▸ Set exercise:
Would you return all of this data exactly, leaving nothing out?

▸ Dataset records:
* begin *

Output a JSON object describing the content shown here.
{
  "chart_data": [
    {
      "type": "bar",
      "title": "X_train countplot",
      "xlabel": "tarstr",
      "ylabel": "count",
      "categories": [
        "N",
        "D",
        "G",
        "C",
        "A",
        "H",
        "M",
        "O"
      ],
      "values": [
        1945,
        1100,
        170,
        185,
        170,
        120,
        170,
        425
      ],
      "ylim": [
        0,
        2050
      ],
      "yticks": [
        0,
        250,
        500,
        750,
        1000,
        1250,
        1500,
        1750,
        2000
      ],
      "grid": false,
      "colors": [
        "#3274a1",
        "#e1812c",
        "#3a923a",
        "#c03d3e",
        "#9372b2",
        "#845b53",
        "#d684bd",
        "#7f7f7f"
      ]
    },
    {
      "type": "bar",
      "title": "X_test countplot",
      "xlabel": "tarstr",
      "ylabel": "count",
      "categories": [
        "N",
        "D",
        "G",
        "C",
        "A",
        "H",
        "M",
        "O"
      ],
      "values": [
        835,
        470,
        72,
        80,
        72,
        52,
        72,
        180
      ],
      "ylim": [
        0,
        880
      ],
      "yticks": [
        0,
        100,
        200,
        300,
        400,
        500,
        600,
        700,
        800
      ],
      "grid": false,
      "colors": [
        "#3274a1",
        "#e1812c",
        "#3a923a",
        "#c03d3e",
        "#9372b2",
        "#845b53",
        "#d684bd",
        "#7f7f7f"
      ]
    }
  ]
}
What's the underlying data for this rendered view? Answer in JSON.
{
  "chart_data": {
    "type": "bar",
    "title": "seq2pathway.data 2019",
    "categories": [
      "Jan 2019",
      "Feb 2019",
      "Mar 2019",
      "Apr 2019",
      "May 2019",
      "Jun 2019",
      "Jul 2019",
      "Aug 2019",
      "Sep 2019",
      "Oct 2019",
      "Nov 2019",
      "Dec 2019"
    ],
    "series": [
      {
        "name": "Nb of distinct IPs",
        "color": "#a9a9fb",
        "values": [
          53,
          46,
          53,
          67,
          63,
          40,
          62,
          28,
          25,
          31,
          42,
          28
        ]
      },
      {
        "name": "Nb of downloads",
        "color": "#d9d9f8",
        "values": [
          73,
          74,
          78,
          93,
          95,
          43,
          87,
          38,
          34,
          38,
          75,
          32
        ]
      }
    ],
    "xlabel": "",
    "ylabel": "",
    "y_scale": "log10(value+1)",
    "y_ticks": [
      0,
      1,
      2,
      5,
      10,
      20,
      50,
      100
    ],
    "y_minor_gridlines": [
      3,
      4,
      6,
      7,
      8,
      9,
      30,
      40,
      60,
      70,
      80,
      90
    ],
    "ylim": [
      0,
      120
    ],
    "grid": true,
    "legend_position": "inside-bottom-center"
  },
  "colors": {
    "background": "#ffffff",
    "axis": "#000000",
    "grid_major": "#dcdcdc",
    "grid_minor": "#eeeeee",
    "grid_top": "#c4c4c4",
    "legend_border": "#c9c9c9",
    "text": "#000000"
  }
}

* end *

▸ Full output:
Output a JSON object describing the content shown here.
{
  "chart_data": [
    {
      "type": "bar",
      "title": "X_train countplot",
      "xlabel": "tarstr",
      "ylabel": "count",
      "categories": [
        "N",
        "D",
        "G",
        "C",
        "A",
        "H",
        "M",
        "O"
      ],
      "values": [
        1945,
        1100,
        170,
        185,
        170,
        120,
        170,
        425
      ],
      "ylim": [
        0,
        2050
      ],
      "yticks": [
        0,
        250,
        500,
        750,
        1000,
        1250,
        1500,
        1750,
        2000
      ],
      "grid": false,
      "colors": [
        "#3274a1",
        "#e1812c",
        "#3a923a",
        "#c03d3e",
        "#9372b2",
        "#845b53",
        "#d684bd",
        "#7f7f7f"
      ]
    },
    {
      "type": "bar",
      "title": "X_test countplot",
      "xlabel": "tarstr",
      "ylabel": "count",
      "categories": [
        "N",
        "D",
        "G",
        "C",
        "A",
        "H",
        "M",
        "O"
      ],
      "values": [
        835,
        470,
        72,
        80,
        72,
        52,
        72,
        180
      ],
      "ylim": [
        0,
        880
      ],
      "yticks": [
        0,
        100,
        200,
        300,
        400,
        500,
        600,
        700,
        800
      ],
      "grid": false,
      "colors": [
        "#3274a1",
        "#e1812c",
        "#3a923a",
        "#c03d3e",
        "#9372b2",
        "#845b53",
        "#d684bd",
        "#7f7f7f"
      ]
    }
  ]
}
What's the underlying data for this rendered view? Answer in JSON.
{
  "chart_data": {
    "type": "bar",
    "title": "seq2pathway.data 2019",
    "categories": [
      "Jan 2019",
      "Feb 2019",
      "Mar 2019",
      "Apr 2019",
      "May 2019",
      "Jun 2019",
      "Jul 2019",
      "Aug 2019",
      "Sep 2019",
      "Oct 2019",
      "Nov 2019",
      "Dec 2019"
    ],
    "series": [
      {
        "name": "Nb of distinct IPs",
        "color": "#a9a9fb",
        "values": [
          53,
          46,
          53,
          67,
          63,
          40,
          62,
          28,
          25,
          31,
          42,
          28
        ]
      },
      {
        "name": "Nb of downloads",
        "color": "#d9d9f8",
        "values": [
          73,
          74,
          78,
          93,
          95,
          43,
          87,
          38,
          34,
          38,
          75,
          32
        ]
      }
    ],
    "xlabel": "",
    "ylabel": "",
    "y_scale": "log10(value+1)",
    "y_ticks": [
      0,
      1,
      2,
      5,
      10,
      20,
      50,
      100
    ],
    "y_minor_gridlines": [
      3,
      4,
      6,
      7,
      8,
      9,
      30,
      40,
      60,
      70,
      80,
      90
    ],
    "ylim": [
      0,
      120
    ],
    "grid": true,
    "legend_position": "inside-bottom-center"
  },
  "colors": {
    "background": "#ffffff",
    "axis": "#000000",
    "grid_major": "#dcdcdc",
    "grid_minor": "#eeeeee",
    "grid_top": "#c4c4c4",
    "legend_border": "#c9c9c9",
    "text": "#000000"
  }
}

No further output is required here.